Copy every line of the following data that includes the string "cakes".

START

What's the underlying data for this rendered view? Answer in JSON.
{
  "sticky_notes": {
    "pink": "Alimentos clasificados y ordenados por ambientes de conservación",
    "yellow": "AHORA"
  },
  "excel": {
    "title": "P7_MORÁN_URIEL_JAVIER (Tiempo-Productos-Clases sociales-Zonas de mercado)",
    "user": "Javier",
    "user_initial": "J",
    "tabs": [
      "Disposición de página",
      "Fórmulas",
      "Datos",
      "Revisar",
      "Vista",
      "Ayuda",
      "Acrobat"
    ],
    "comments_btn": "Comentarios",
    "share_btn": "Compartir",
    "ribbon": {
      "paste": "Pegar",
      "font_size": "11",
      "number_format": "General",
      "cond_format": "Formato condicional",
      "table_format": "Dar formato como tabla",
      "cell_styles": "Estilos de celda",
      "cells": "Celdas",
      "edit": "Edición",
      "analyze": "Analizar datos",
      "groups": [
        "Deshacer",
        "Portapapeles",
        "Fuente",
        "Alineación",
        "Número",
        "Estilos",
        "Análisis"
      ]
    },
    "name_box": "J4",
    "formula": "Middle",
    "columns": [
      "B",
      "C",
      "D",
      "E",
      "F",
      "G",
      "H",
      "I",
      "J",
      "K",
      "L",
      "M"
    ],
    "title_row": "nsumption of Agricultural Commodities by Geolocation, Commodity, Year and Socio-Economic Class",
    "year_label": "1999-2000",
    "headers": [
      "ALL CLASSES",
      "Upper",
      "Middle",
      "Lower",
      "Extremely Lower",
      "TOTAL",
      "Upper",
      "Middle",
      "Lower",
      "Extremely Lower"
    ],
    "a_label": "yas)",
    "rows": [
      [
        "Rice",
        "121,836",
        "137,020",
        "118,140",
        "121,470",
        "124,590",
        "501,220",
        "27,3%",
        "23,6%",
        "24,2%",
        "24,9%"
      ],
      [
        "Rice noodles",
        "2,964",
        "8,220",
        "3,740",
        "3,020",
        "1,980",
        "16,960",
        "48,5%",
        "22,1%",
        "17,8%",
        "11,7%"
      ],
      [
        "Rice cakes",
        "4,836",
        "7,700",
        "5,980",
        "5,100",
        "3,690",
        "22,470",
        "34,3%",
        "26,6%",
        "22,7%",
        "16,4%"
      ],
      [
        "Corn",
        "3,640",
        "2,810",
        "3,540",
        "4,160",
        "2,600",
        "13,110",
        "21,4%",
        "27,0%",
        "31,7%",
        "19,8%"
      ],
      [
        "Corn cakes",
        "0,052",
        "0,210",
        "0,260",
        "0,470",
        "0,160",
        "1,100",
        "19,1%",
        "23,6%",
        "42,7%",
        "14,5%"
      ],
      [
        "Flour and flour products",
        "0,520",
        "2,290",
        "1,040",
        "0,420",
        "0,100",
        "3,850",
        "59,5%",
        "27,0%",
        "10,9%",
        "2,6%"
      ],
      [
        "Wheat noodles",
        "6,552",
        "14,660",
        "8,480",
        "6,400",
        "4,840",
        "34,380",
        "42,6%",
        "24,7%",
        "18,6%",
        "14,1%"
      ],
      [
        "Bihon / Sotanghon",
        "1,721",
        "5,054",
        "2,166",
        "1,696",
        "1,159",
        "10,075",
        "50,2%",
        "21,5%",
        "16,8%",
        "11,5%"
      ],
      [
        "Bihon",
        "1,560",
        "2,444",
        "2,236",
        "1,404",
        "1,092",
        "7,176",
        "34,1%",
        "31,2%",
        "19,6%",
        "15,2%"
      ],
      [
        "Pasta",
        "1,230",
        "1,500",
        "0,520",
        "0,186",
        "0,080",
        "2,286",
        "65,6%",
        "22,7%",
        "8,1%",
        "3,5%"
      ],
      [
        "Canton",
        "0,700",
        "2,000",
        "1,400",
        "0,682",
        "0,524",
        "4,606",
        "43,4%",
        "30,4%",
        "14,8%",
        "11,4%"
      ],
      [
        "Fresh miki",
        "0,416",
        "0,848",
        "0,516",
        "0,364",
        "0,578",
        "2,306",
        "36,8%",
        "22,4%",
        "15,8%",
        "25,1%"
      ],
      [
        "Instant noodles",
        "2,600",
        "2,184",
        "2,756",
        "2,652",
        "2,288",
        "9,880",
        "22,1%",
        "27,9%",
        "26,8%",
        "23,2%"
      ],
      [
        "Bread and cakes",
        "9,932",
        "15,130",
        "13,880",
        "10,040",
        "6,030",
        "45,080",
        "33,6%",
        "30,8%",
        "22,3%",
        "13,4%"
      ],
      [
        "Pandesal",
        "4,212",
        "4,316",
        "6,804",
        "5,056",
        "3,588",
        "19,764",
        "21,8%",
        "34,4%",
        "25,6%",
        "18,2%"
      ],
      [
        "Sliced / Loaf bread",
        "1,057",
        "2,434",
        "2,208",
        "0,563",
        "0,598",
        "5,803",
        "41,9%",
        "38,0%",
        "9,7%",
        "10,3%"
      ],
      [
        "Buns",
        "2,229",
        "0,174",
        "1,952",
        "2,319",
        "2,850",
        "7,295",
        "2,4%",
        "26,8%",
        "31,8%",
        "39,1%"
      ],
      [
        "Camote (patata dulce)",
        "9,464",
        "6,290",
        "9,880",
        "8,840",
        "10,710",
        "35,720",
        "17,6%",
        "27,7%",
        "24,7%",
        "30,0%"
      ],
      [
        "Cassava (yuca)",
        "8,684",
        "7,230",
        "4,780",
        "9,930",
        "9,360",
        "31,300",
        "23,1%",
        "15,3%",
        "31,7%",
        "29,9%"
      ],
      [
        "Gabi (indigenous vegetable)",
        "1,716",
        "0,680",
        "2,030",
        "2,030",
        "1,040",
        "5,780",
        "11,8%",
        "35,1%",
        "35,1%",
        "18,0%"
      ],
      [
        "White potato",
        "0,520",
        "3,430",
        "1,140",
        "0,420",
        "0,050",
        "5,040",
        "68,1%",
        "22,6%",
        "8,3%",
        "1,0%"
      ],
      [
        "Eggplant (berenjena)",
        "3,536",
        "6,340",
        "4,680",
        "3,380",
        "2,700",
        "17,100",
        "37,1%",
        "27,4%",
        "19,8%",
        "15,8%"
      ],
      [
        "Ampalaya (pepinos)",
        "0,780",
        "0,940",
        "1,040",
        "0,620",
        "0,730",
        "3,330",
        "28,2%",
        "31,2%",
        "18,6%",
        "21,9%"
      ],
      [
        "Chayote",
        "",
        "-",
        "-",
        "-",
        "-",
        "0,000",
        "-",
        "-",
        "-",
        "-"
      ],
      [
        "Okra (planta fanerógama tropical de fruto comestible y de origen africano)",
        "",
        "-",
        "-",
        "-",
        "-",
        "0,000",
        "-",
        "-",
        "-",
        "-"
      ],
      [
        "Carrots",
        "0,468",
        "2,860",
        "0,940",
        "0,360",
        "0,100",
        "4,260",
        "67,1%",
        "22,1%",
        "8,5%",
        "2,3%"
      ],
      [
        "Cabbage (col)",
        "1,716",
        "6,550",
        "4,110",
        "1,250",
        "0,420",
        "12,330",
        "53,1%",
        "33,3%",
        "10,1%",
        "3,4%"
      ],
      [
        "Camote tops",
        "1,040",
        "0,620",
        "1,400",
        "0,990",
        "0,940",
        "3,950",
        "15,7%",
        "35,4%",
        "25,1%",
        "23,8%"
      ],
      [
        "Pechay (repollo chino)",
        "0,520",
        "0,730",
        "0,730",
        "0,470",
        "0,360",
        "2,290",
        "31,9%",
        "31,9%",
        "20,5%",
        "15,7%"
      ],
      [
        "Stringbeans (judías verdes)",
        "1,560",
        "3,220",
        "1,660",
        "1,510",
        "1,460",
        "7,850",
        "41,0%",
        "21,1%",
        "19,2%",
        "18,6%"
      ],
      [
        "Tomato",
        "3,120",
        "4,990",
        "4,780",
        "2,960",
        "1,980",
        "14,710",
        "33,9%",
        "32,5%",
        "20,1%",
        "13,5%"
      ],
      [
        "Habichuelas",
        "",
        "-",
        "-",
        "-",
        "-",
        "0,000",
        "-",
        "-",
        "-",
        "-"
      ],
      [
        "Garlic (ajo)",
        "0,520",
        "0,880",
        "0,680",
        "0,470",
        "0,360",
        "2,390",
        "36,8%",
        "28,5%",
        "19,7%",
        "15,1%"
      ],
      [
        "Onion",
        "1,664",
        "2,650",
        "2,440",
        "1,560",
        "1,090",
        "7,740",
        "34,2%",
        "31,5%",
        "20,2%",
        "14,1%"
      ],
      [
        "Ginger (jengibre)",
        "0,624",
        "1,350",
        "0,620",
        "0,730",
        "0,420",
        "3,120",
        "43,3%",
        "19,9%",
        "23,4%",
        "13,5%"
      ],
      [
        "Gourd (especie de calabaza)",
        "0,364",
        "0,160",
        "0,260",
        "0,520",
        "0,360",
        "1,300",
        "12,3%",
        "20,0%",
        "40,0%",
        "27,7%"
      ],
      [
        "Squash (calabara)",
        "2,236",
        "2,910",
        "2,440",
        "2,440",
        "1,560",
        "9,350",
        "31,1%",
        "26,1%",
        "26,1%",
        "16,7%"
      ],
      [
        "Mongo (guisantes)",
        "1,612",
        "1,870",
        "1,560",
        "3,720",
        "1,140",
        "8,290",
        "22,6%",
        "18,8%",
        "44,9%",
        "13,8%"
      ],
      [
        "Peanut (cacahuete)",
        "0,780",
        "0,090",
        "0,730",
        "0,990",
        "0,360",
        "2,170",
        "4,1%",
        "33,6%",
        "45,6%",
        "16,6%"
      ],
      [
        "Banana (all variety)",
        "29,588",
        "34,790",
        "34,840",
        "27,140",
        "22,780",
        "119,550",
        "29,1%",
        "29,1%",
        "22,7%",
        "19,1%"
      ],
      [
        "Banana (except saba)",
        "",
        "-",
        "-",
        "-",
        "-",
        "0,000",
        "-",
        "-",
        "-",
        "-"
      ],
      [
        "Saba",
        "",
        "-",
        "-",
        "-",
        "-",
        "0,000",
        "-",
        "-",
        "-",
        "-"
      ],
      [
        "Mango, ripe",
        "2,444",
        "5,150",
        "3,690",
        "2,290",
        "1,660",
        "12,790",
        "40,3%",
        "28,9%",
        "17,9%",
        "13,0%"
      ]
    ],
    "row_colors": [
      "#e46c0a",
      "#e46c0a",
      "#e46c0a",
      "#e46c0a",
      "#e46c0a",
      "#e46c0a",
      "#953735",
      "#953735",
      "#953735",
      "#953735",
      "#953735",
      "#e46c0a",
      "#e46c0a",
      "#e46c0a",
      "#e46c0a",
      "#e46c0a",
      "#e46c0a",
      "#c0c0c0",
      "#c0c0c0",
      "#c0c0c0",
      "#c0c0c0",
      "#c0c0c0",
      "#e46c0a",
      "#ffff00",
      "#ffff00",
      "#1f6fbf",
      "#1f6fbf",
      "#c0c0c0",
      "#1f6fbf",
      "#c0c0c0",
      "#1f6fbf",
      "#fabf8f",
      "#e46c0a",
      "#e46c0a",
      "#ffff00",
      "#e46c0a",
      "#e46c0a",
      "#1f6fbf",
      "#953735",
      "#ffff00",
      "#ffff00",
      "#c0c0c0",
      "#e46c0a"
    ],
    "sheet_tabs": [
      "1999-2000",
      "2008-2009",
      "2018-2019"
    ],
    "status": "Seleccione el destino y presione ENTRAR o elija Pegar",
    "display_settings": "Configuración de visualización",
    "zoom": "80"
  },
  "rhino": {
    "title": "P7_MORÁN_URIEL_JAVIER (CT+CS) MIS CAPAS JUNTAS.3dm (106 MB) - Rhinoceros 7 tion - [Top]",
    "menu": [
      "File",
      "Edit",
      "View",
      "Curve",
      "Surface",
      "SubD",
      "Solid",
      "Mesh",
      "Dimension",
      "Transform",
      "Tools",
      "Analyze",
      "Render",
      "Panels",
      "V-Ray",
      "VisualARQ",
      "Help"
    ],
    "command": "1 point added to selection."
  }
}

END

* Result for this task *
        "Rice cakes",
        "Corn cakes",
        "Bread and cakes",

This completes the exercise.